**The task:** Copy the records below word for word, line by line, leaving out the pictures.

**Data for this task:**
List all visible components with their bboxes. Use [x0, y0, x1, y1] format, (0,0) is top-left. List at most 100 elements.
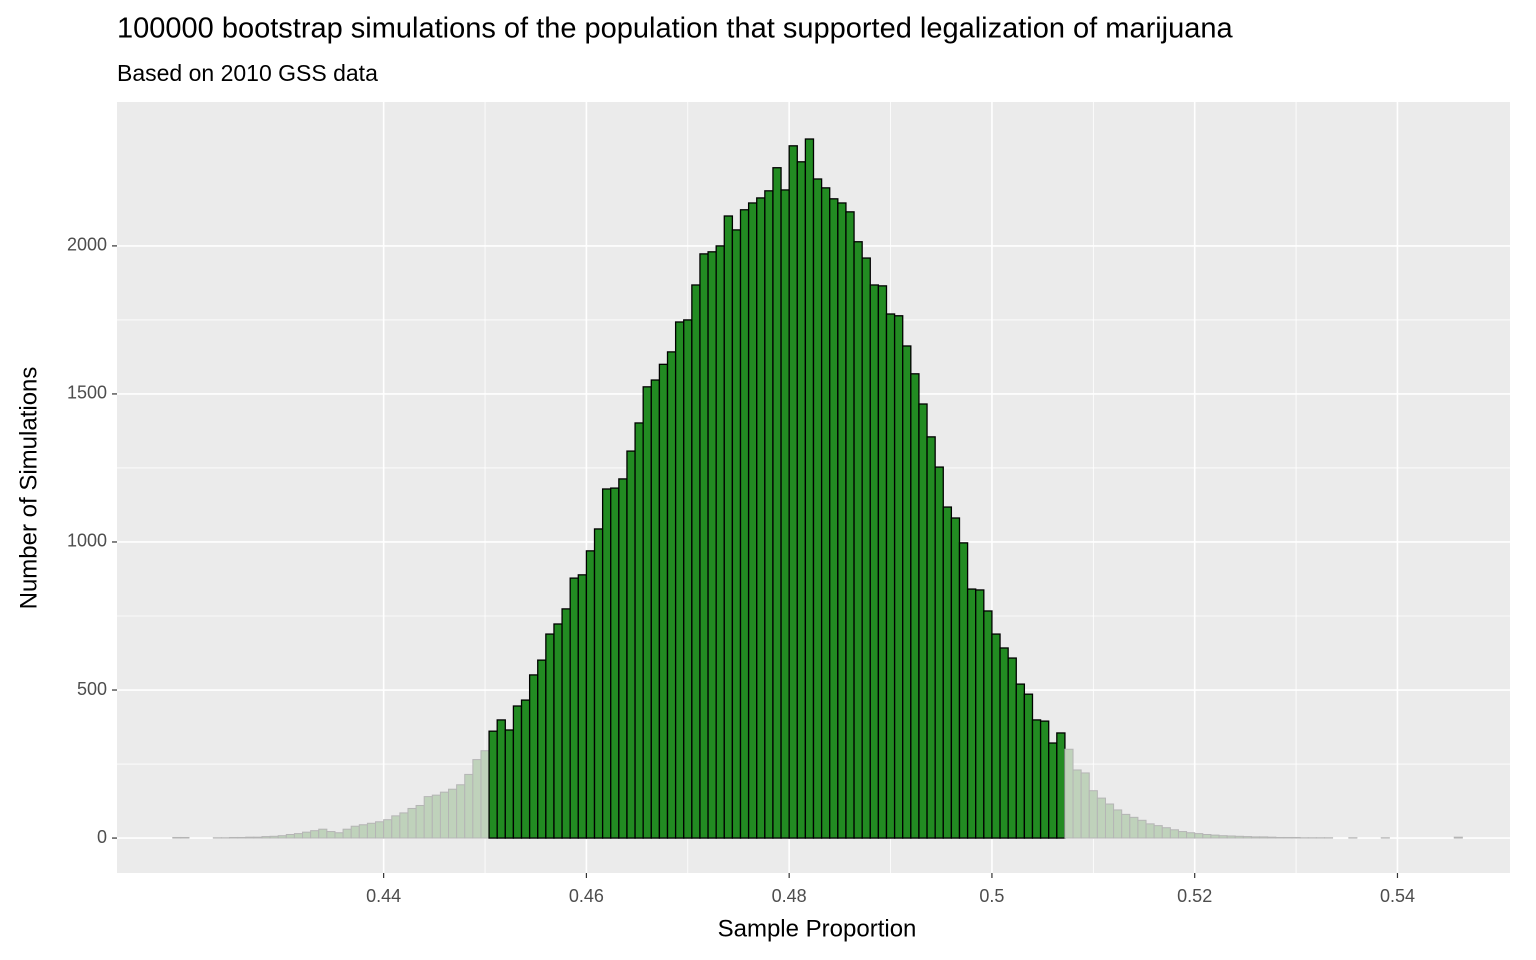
bar-highlighted [772, 167, 782, 839]
bar [1210, 834, 1220, 839]
bar-highlighted [715, 245, 725, 839]
bar [472, 759, 482, 839]
bar [456, 784, 466, 839]
bar-highlighted [528, 674, 539, 839]
bar-highlighted [634, 422, 644, 839]
bar-highlighted [569, 577, 579, 839]
bar-highlighted [488, 730, 498, 839]
bar-highlighted [1015, 683, 1026, 839]
bar-highlighted [788, 145, 798, 839]
bar-highlighted [812, 178, 823, 839]
y-tick-label: 500 [77, 679, 107, 699]
y-tick-label: 1500 [67, 383, 107, 403]
bar-highlighted [910, 373, 920, 839]
bar-highlighted [966, 588, 977, 839]
bar-highlighted [991, 633, 1001, 839]
bar [383, 819, 393, 839]
bar-highlighted [885, 313, 896, 839]
bar-highlighted [650, 379, 661, 839]
bar [1153, 825, 1163, 839]
bar [334, 832, 344, 839]
bar [1072, 769, 1082, 839]
bar-highlighted [626, 450, 636, 839]
bar-highlighted [731, 229, 742, 839]
bar [1186, 832, 1196, 839]
y-tick-label: 0 [97, 827, 107, 847]
bar-highlighted [869, 284, 880, 839]
bar-highlighted [926, 436, 936, 839]
bar-highlighted [934, 466, 944, 839]
bar [1194, 833, 1204, 839]
bar [423, 796, 433, 839]
bar [1129, 816, 1139, 839]
bar [350, 825, 360, 839]
bar [1218, 835, 1228, 839]
y-tick-label: 2000 [67, 235, 107, 255]
bar-highlighted [723, 215, 734, 839]
bar [1234, 835, 1244, 839]
bar [1242, 836, 1252, 839]
bar-highlighted [520, 699, 531, 839]
bar-highlighted [918, 403, 928, 839]
bar [293, 833, 304, 839]
bar [1064, 748, 1074, 839]
bar [1226, 835, 1236, 839]
bar-highlighted [512, 705, 523, 839]
bar [1267, 836, 1277, 839]
x-tick-label: 0.44 [366, 886, 401, 906]
bar-highlighted [1007, 657, 1017, 839]
chart-title: 100000 bootstrap simulations of the popu… [117, 13, 1234, 45]
bar [342, 828, 352, 839]
bar-highlighted [999, 647, 1009, 839]
bar-highlighted [683, 319, 693, 839]
bar [1275, 836, 1285, 839]
bar [1121, 813, 1131, 839]
bar-highlighted [1023, 693, 1034, 839]
bar [1169, 829, 1179, 839]
bar-highlighted [504, 729, 515, 839]
bar-highlighted [950, 517, 961, 839]
bar-highlighted [691, 284, 701, 839]
bar [1137, 819, 1147, 839]
bar [253, 836, 263, 839]
bar [358, 824, 368, 839]
x-tick-label: 0.46 [569, 886, 604, 906]
bar-highlighted [1048, 742, 1058, 839]
bar [480, 750, 490, 839]
bar [229, 836, 239, 839]
bar-highlighted [958, 542, 969, 839]
bar-highlighted [764, 190, 774, 839]
bar-highlighted [796, 161, 807, 839]
bar-highlighted [780, 189, 790, 839]
bar [1283, 836, 1293, 839]
bar [302, 831, 312, 839]
bar-highlighted [561, 608, 571, 839]
bar-highlighted [837, 202, 847, 839]
x-axis-label: Sample Proportion [718, 915, 917, 942]
bar-highlighted [496, 719, 506, 839]
bar [180, 836, 190, 839]
bar [1096, 797, 1106, 839]
bar-highlighted [829, 198, 839, 839]
bar [448, 788, 458, 839]
bar [1453, 836, 1463, 839]
bar [318, 828, 328, 839]
y-axis-label: Number of Simulations [15, 367, 42, 610]
bar [1259, 836, 1269, 839]
bar [1161, 827, 1171, 839]
bar-highlighted [593, 528, 604, 839]
bar [431, 794, 441, 839]
bar [407, 807, 417, 839]
bar-highlighted [553, 623, 563, 839]
bar-highlighted [545, 633, 555, 839]
bar [415, 804, 425, 839]
bar-highlighted [756, 197, 766, 839]
bar [310, 830, 320, 839]
bar [326, 831, 336, 839]
bar [366, 822, 377, 839]
bar [1080, 772, 1090, 839]
bar [261, 836, 271, 839]
bar-highlighted [942, 506, 953, 839]
bar [391, 815, 401, 839]
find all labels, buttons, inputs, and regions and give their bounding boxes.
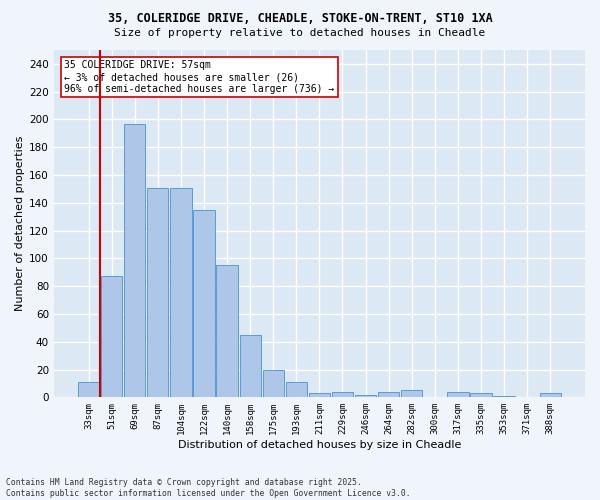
Bar	[447, 392, 469, 398]
Bar	[309, 393, 330, 398]
Bar	[378, 392, 399, 398]
Bar	[147, 188, 169, 398]
Y-axis label: Number of detached properties: Number of detached properties	[15, 136, 25, 312]
Bar	[217, 266, 238, 398]
X-axis label: Distribution of detached houses by size in Cheadle: Distribution of detached houses by size …	[178, 440, 461, 450]
Text: Size of property relative to detached houses in Cheadle: Size of property relative to detached ho…	[115, 28, 485, 38]
Bar	[170, 188, 191, 398]
Bar	[332, 392, 353, 398]
Bar	[263, 370, 284, 398]
Bar	[101, 276, 122, 398]
Bar	[239, 335, 261, 398]
Bar	[401, 390, 422, 398]
Bar	[78, 382, 99, 398]
Bar	[286, 382, 307, 398]
Bar	[470, 393, 491, 398]
Bar	[124, 124, 145, 398]
Bar	[493, 396, 515, 398]
Text: Contains HM Land Registry data © Crown copyright and database right 2025.
Contai: Contains HM Land Registry data © Crown c…	[6, 478, 410, 498]
Bar	[193, 210, 215, 398]
Text: 35 COLERIDGE DRIVE: 57sqm
← 3% of detached houses are smaller (26)
96% of semi-d: 35 COLERIDGE DRIVE: 57sqm ← 3% of detach…	[64, 60, 335, 94]
Bar	[539, 393, 561, 398]
Bar	[355, 394, 376, 398]
Text: 35, COLERIDGE DRIVE, CHEADLE, STOKE-ON-TRENT, ST10 1XA: 35, COLERIDGE DRIVE, CHEADLE, STOKE-ON-T…	[107, 12, 493, 26]
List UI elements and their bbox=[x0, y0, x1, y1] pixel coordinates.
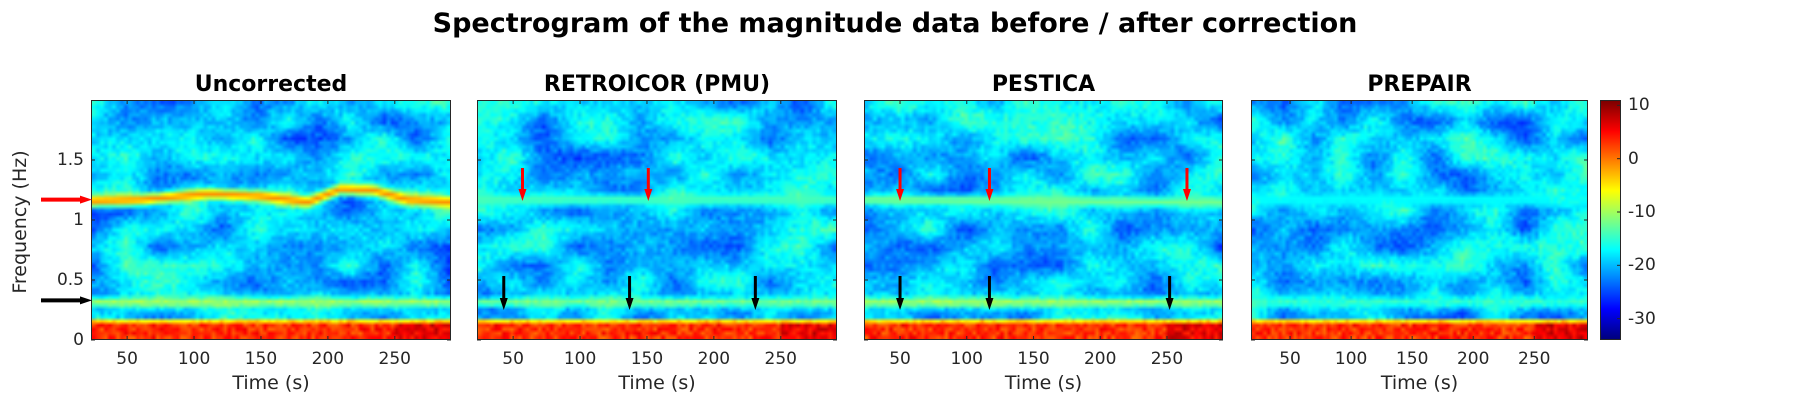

**Exercise answer:**
List all visible components with their bboxes. Use [x0, y0, x1, y1] format, (0,0) is top-left. List at most 100 elements.
bar-highlighted [772, 167, 782, 839]
bar [1210, 834, 1220, 839]
bar-highlighted [715, 245, 725, 839]
bar [472, 759, 482, 839]
bar [456, 784, 466, 839]
bar-highlighted [528, 674, 539, 839]
bar-highlighted [634, 422, 644, 839]
bar-highlighted [569, 577, 579, 839]
bar-highlighted [488, 730, 498, 839]
bar-highlighted [1015, 683, 1026, 839]
bar-highlighted [788, 145, 798, 839]
bar-highlighted [812, 178, 823, 839]
y-tick-label: 500 [77, 679, 107, 699]
y-tick-label: 1500 [67, 383, 107, 403]
bar-highlighted [910, 373, 920, 839]
bar-highlighted [966, 588, 977, 839]
bar-highlighted [991, 633, 1001, 839]
bar [383, 819, 393, 839]
bar-highlighted [885, 313, 896, 839]
bar-highlighted [650, 379, 661, 839]
bar [1153, 825, 1163, 839]
bar [334, 832, 344, 839]
bar [1072, 769, 1082, 839]
bar-highlighted [626, 450, 636, 839]
bar-highlighted [731, 229, 742, 839]
bar [1186, 832, 1196, 839]
y-tick-label: 0 [97, 827, 107, 847]
bar-highlighted [869, 284, 880, 839]
bar-highlighted [926, 436, 936, 839]
bar-highlighted [934, 466, 944, 839]
bar [1194, 833, 1204, 839]
bar [423, 796, 433, 839]
bar [1129, 816, 1139, 839]
bar [350, 825, 360, 839]
bar [1218, 835, 1228, 839]
y-tick-label: 2000 [67, 235, 107, 255]
bar-highlighted [723, 215, 734, 839]
bar [1234, 835, 1244, 839]
bar [1242, 836, 1252, 839]
bar-highlighted [520, 699, 531, 839]
bar-highlighted [918, 403, 928, 839]
bar [293, 833, 304, 839]
bar [1064, 748, 1074, 839]
bar [1226, 835, 1236, 839]
bar-highlighted [512, 705, 523, 839]
bar [1267, 836, 1277, 839]
x-tick-label: 0.44 [366, 886, 401, 906]
bar-highlighted [1007, 657, 1017, 839]
chart-title: 100000 bootstrap simulations of the popu… [117, 13, 1234, 45]
bar [342, 828, 352, 839]
bar-highlighted [999, 647, 1009, 839]
bar-highlighted [683, 319, 693, 839]
bar [1275, 836, 1285, 839]
bar [1121, 813, 1131, 839]
bar-highlighted [1023, 693, 1034, 839]
bar [1169, 829, 1179, 839]
bar-highlighted [504, 729, 515, 839]
bar-highlighted [950, 517, 961, 839]
bar-highlighted [691, 284, 701, 839]
bar [1137, 819, 1147, 839]
bar [253, 836, 263, 839]
bar [358, 824, 368, 839]
x-tick-label: 0.46 [569, 886, 604, 906]
bar-highlighted [1048, 742, 1058, 839]
bar [480, 750, 490, 839]
bar [229, 836, 239, 839]
bar-highlighted [958, 542, 969, 839]
bar-highlighted [764, 190, 774, 839]
bar-highlighted [796, 161, 807, 839]
bar-highlighted [780, 189, 790, 839]
bar [1283, 836, 1293, 839]
bar [302, 831, 312, 839]
bar-highlighted [561, 608, 571, 839]
bar-highlighted [837, 202, 847, 839]
x-axis-label: Sample Proportion [718, 915, 917, 942]
bar-highlighted [496, 719, 506, 839]
bar [180, 836, 190, 839]
bar [1096, 797, 1106, 839]
bar-highlighted [829, 198, 839, 839]
bar [448, 788, 458, 839]
bar [1453, 836, 1463, 839]
bar [318, 828, 328, 839]
y-axis-label: Number of Simulations [15, 367, 42, 610]
bar [1259, 836, 1269, 839]
bar [1161, 827, 1171, 839]
bar-highlighted [593, 528, 604, 839]
bar [431, 794, 441, 839]
bar [407, 807, 417, 839]
bar-highlighted [553, 623, 563, 839]
bar-highlighted [545, 633, 555, 839]
bar [415, 804, 425, 839]
bar-highlighted [756, 197, 766, 839]
bar [310, 830, 320, 839]
bar [326, 831, 336, 839]
bar [366, 822, 377, 839]
bar [1080, 772, 1090, 839]
bar [261, 836, 271, 839]
bar-highlighted [942, 506, 953, 839]
bar [391, 815, 401, 839]
find all labels, buttons, inputs, and regions and give their bounding boxes.
Bar	[447, 392, 469, 398]
Bar	[309, 393, 330, 398]
Bar	[378, 392, 399, 398]
Bar	[147, 188, 169, 398]
Y-axis label: Number of detached properties: Number of detached properties	[15, 136, 25, 312]
Bar	[217, 266, 238, 398]
X-axis label: Distribution of detached houses by size in Cheadle: Distribution of detached houses by size …	[178, 440, 461, 450]
Text: Size of property relative to detached houses in Cheadle: Size of property relative to detached ho…	[115, 28, 485, 38]
Bar	[170, 188, 191, 398]
Bar	[332, 392, 353, 398]
Bar	[263, 370, 284, 398]
Bar	[101, 276, 122, 398]
Bar	[239, 335, 261, 398]
Bar	[401, 390, 422, 398]
Bar	[78, 382, 99, 398]
Bar	[286, 382, 307, 398]
Bar	[470, 393, 491, 398]
Bar	[124, 124, 145, 398]
Bar	[493, 396, 515, 398]
Text: Contains HM Land Registry data © Crown copyright and database right 2025.
Contai: Contains HM Land Registry data © Crown c…	[6, 478, 410, 498]
Bar	[193, 210, 215, 398]
Text: 35 COLERIDGE DRIVE: 57sqm
← 3% of detached houses are smaller (26)
96% of semi-d: 35 COLERIDGE DRIVE: 57sqm ← 3% of detach…	[64, 60, 335, 94]
Bar	[539, 393, 561, 398]
Bar	[355, 394, 376, 398]
Text: 35, COLERIDGE DRIVE, CHEADLE, STOKE-ON-TRENT, ST10 1XA: 35, COLERIDGE DRIVE, CHEADLE, STOKE-ON-T…	[107, 12, 493, 26]
List UI elements and their bbox=[x0, y0, x1, y1] pixel coordinates.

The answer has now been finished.